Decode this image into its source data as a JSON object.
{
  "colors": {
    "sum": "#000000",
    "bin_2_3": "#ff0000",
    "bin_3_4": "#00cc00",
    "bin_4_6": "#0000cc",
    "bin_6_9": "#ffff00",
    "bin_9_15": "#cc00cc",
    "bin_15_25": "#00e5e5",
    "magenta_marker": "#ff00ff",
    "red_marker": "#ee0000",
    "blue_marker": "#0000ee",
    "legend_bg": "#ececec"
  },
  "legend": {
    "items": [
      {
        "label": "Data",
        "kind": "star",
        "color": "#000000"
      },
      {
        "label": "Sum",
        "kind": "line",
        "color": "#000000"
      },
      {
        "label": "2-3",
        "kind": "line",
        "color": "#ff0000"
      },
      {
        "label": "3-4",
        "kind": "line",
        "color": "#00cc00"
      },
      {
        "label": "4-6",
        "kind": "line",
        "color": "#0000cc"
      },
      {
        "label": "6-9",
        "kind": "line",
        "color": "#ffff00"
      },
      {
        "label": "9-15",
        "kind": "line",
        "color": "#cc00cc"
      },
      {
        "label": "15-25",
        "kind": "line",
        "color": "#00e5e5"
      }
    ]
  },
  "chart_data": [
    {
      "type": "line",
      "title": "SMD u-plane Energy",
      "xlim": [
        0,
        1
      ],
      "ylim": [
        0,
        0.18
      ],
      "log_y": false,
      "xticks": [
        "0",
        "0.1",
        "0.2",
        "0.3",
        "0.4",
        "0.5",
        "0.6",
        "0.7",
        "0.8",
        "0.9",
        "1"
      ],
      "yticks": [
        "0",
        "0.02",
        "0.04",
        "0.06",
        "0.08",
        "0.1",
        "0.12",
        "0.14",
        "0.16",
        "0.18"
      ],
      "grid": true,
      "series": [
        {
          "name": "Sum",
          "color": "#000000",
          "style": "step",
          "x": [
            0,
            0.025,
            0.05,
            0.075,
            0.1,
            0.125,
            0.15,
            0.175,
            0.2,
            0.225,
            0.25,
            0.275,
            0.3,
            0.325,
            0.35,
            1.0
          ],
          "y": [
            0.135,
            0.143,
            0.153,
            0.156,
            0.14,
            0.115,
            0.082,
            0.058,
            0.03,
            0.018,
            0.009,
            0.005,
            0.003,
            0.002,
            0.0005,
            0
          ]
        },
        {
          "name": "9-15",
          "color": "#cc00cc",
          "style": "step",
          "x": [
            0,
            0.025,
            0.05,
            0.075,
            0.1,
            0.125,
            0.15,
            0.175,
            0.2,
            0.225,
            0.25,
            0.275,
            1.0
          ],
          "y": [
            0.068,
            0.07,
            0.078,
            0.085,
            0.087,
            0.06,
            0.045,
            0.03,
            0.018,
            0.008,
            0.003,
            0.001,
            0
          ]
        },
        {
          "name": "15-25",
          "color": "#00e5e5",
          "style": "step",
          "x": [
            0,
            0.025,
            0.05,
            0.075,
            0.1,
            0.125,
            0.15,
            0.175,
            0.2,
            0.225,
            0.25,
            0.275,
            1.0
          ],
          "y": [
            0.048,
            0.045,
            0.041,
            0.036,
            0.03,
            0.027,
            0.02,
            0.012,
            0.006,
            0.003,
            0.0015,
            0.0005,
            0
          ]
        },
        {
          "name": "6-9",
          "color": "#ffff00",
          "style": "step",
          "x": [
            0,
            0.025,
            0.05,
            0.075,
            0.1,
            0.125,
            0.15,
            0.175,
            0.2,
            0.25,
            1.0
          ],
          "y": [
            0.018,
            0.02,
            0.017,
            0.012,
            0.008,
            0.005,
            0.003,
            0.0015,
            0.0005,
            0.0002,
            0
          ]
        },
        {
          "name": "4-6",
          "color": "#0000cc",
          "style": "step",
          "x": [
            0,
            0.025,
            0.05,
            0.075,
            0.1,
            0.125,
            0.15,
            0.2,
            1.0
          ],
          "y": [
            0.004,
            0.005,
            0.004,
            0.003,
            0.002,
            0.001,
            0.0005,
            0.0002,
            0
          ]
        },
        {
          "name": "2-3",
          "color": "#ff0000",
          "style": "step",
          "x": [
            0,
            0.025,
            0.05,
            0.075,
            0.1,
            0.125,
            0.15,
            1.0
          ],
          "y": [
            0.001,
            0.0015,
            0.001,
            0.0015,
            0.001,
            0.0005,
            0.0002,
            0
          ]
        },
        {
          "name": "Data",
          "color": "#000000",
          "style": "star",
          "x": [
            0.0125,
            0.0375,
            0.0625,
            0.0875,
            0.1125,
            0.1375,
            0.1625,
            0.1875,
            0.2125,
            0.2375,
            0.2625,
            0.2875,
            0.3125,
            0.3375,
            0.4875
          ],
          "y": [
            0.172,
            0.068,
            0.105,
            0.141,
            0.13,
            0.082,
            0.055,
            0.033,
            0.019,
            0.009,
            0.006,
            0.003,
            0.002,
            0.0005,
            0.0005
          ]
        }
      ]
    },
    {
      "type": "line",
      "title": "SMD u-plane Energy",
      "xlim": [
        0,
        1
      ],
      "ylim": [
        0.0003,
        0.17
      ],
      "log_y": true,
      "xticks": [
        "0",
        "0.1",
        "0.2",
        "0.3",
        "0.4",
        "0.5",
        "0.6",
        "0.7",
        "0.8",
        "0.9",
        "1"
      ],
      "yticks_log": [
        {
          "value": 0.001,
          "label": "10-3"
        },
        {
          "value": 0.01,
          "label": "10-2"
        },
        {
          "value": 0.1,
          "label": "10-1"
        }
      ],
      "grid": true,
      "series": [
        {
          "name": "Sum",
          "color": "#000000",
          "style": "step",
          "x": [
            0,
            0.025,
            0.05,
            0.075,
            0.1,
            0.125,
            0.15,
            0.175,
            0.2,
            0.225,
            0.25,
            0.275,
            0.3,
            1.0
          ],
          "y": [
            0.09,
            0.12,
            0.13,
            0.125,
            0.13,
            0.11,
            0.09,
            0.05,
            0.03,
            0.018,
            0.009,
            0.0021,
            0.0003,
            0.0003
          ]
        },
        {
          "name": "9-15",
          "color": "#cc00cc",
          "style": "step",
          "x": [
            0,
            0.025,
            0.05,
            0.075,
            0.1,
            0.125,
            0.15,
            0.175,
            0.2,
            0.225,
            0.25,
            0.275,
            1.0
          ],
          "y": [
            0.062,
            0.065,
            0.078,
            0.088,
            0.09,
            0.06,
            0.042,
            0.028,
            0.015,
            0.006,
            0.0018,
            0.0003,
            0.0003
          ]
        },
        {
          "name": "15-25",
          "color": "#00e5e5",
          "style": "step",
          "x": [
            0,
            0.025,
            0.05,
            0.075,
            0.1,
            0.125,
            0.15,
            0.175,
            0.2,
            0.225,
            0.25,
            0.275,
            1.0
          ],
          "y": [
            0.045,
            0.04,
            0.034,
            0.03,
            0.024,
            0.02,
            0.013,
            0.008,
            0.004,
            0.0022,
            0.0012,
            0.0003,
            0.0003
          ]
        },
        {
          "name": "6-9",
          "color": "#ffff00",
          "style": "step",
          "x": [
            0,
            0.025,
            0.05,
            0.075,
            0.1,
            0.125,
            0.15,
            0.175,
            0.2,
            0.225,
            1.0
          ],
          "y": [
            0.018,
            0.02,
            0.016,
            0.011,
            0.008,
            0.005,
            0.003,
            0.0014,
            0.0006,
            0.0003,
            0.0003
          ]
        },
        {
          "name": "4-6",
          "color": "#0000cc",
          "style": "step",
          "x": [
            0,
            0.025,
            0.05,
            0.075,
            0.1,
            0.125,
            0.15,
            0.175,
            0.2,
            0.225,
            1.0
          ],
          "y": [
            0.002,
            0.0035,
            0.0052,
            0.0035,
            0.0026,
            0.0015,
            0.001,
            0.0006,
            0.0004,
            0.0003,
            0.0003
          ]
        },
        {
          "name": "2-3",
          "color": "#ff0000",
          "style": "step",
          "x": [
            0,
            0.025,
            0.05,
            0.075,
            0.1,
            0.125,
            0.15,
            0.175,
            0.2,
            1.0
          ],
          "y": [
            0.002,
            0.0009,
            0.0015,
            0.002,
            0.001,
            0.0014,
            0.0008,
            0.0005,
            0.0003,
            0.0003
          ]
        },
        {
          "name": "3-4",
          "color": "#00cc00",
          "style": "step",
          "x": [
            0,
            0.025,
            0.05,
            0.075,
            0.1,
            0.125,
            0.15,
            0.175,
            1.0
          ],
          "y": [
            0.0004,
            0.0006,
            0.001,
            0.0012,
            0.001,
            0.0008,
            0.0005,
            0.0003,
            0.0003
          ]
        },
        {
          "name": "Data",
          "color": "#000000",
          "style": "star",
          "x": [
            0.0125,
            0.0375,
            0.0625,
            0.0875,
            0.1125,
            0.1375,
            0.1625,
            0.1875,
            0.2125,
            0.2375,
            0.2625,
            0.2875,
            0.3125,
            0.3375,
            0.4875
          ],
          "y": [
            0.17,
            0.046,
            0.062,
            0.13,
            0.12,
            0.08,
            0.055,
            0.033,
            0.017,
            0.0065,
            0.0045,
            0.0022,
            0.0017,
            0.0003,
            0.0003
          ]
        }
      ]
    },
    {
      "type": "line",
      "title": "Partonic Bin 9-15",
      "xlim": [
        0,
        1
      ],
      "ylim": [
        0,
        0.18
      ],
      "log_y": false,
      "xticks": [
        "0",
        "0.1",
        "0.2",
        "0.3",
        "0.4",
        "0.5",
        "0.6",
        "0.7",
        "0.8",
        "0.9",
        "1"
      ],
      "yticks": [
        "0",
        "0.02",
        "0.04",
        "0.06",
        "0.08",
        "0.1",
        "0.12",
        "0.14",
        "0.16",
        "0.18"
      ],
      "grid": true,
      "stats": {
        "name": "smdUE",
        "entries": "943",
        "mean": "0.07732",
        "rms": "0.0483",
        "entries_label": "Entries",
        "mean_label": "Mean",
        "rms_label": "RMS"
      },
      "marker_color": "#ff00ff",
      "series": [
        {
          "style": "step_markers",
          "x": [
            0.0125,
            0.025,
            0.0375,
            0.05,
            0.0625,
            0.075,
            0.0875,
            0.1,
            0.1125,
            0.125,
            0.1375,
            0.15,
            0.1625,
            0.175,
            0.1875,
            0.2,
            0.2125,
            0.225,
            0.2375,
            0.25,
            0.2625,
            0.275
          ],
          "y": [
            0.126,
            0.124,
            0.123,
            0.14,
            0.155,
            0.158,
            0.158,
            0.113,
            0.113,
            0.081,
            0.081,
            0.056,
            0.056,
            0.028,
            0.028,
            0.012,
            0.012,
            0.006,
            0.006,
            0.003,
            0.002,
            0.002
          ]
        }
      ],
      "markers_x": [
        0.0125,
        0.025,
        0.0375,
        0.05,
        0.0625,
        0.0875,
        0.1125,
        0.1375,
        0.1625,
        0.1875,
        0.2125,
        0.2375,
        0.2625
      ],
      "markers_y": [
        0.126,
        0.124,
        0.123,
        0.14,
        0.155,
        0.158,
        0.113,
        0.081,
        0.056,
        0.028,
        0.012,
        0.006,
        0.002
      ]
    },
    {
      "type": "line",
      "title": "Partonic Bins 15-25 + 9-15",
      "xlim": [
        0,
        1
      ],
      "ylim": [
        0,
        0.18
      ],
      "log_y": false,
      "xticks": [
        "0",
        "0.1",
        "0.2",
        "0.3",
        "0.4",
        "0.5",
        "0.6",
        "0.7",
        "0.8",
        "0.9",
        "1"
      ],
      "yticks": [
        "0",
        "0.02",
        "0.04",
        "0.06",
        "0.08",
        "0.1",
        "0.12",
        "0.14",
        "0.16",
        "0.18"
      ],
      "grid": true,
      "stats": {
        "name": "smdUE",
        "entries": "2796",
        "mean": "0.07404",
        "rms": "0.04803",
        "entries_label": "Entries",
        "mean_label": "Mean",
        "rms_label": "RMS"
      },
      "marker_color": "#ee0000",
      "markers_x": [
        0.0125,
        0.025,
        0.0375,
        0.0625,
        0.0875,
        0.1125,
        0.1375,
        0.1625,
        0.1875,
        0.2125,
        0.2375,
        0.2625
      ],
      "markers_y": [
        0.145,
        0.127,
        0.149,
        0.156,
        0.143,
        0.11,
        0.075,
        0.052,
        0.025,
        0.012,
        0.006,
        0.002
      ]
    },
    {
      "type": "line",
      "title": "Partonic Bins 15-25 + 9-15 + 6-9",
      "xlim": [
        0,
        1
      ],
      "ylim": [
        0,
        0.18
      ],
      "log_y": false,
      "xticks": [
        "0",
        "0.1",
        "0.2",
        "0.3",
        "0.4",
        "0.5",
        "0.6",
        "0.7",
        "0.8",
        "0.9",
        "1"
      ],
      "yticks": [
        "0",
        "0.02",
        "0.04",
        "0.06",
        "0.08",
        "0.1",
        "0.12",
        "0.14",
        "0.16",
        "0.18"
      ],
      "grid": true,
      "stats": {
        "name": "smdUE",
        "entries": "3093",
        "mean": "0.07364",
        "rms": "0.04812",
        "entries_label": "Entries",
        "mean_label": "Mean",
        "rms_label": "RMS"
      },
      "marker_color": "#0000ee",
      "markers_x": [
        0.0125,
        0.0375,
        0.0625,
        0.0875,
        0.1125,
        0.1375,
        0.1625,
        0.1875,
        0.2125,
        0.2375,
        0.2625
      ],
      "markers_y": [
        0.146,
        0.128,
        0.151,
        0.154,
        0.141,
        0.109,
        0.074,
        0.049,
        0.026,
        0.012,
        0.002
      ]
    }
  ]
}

-------------------------

Pick each line holding the word "Bins" out of the listing.

> _Task answer_:
      "title": "Partonic Bins 15-25 + 9-15",
      "title": "Partonic Bins 15-25 + 9-15 + 6-9",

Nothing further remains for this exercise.